◆ **Task goal**: Carry none of the pictures over; set down the material below exactly.

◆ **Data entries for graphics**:
+ + + + + + +

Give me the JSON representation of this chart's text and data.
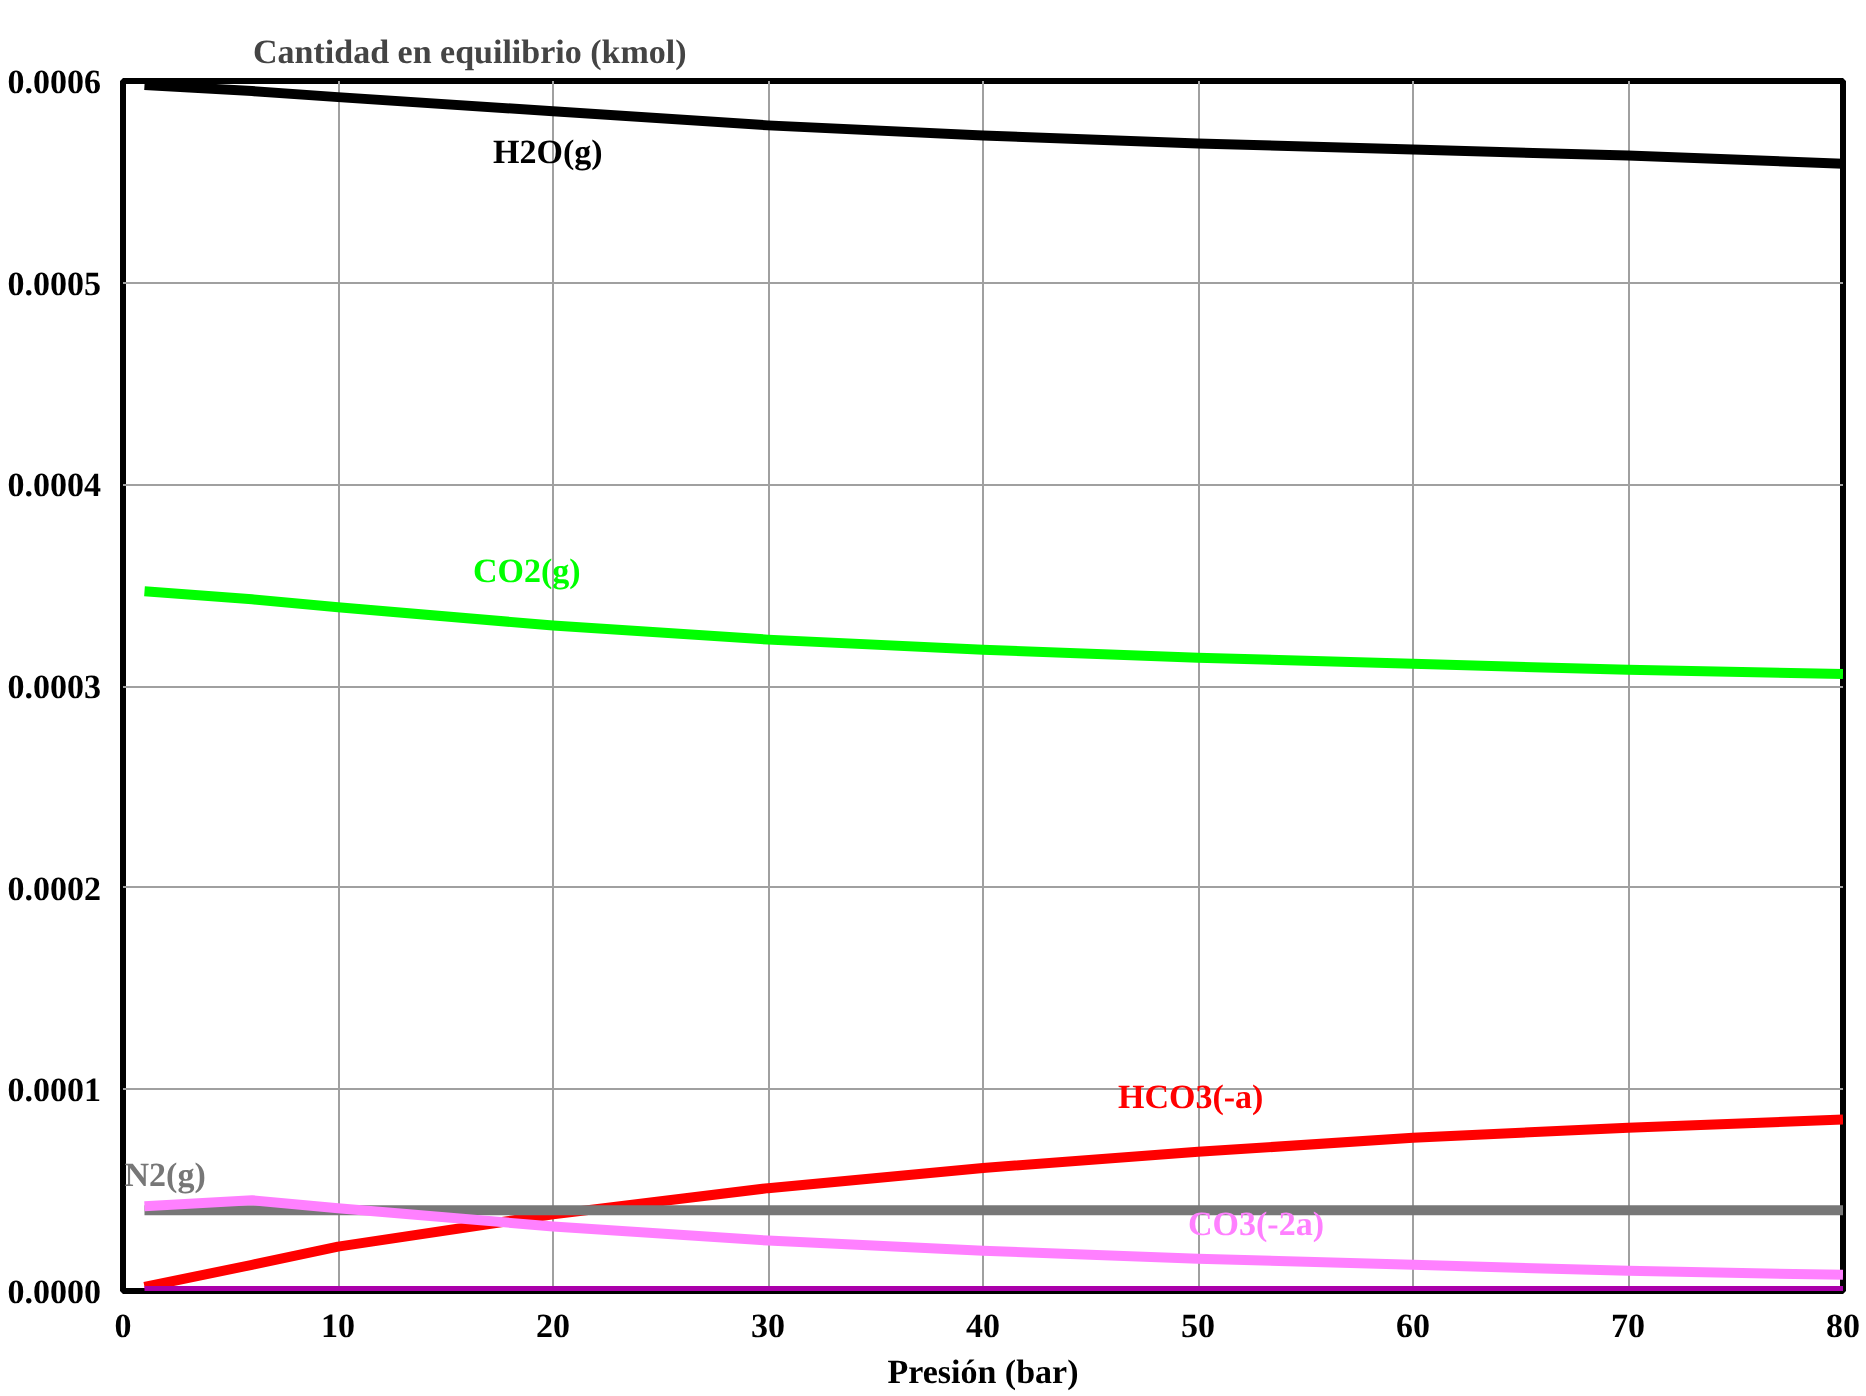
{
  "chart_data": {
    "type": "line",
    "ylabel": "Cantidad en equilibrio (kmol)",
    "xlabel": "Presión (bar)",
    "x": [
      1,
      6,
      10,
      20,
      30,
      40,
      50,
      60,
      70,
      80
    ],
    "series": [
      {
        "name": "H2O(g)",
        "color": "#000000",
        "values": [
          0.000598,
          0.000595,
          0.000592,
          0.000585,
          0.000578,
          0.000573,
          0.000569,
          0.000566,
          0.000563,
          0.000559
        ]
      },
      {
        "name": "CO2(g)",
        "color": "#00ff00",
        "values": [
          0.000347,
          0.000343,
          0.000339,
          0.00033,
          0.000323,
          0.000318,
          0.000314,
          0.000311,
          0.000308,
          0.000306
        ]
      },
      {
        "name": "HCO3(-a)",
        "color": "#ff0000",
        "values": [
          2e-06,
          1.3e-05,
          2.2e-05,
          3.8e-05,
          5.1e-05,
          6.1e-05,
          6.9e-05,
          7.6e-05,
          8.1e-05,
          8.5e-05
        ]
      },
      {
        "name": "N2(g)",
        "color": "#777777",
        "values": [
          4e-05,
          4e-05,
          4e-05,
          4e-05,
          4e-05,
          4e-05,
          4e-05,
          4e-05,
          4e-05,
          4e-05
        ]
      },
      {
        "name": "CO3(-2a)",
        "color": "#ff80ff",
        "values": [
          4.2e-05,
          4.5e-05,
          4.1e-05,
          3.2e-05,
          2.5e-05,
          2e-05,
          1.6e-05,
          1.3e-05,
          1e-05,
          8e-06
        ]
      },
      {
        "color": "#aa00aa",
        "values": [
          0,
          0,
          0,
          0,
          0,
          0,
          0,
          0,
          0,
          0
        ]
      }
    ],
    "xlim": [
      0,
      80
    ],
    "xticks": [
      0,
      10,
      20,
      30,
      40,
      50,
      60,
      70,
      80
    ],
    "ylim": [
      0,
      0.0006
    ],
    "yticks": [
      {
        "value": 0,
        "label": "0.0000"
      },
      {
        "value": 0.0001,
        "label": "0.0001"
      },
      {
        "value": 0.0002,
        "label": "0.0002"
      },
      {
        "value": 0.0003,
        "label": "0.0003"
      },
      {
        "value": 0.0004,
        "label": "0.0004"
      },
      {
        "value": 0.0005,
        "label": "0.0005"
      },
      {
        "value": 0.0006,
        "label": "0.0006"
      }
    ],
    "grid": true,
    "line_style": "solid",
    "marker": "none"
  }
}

+ + + + + + +

◆ **Finished exercise**:
Give me the JSON representation of this chart's text and data.
{
  "chart_data": {
    "type": "line",
    "ylabel": "Cantidad en equilibrio (kmol)",
    "xlabel": "Presión (bar)",
    "x": [
      1,
      6,
      10,
      20,
      30,
      40,
      50,
      60,
      70,
      80
    ],
    "series": [
      {
        "name": "H2O(g)",
        "color": "#000000",
        "values": [
          0.000598,
          0.000595,
          0.000592,
          0.000585,
          0.000578,
          0.000573,
          0.000569,
          0.000566,
          0.000563,
          0.000559
        ]
      },
      {
        "name": "CO2(g)",
        "color": "#00ff00",
        "values": [
          0.000347,
          0.000343,
          0.000339,
          0.00033,
          0.000323,
          0.000318,
          0.000314,
          0.000311,
          0.000308,
          0.000306
        ]
      },
      {
        "name": "HCO3(-a)",
        "color": "#ff0000",
        "values": [
          2e-06,
          1.3e-05,
          2.2e-05,
          3.8e-05,
          5.1e-05,
          6.1e-05,
          6.9e-05,
          7.6e-05,
          8.1e-05,
          8.5e-05
        ]
      },
      {
        "name": "N2(g)",
        "color": "#777777",
        "values": [
          4e-05,
          4e-05,
          4e-05,
          4e-05,
          4e-05,
          4e-05,
          4e-05,
          4e-05,
          4e-05,
          4e-05
        ]
      },
      {
        "name": "CO3(-2a)",
        "color": "#ff80ff",
        "values": [
          4.2e-05,
          4.5e-05,
          4.1e-05,
          3.2e-05,
          2.5e-05,
          2e-05,
          1.6e-05,
          1.3e-05,
          1e-05,
          8e-06
        ]
      },
      {
        "color": "#aa00aa",
        "values": [
          0,
          0,
          0,
          0,
          0,
          0,
          0,
          0,
          0,
          0
        ]
      }
    ],
    "xlim": [
      0,
      80
    ],
    "xticks": [
      0,
      10,
      20,
      30,
      40,
      50,
      60,
      70,
      80
    ],
    "ylim": [
      0,
      0.0006
    ],
    "yticks": [
      {
        "value": 0,
        "label": "0.0000"
      },
      {
        "value": 0.0001,
        "label": "0.0001"
      },
      {
        "value": 0.0002,
        "label": "0.0002"
      },
      {
        "value": 0.0003,
        "label": "0.0003"
      },
      {
        "value": 0.0004,
        "label": "0.0004"
      },
      {
        "value": 0.0005,
        "label": "0.0005"
      },
      {
        "value": 0.0006,
        "label": "0.0006"
      }
    ],
    "grid": true,
    "line_style": "solid",
    "marker": "none"
  }
}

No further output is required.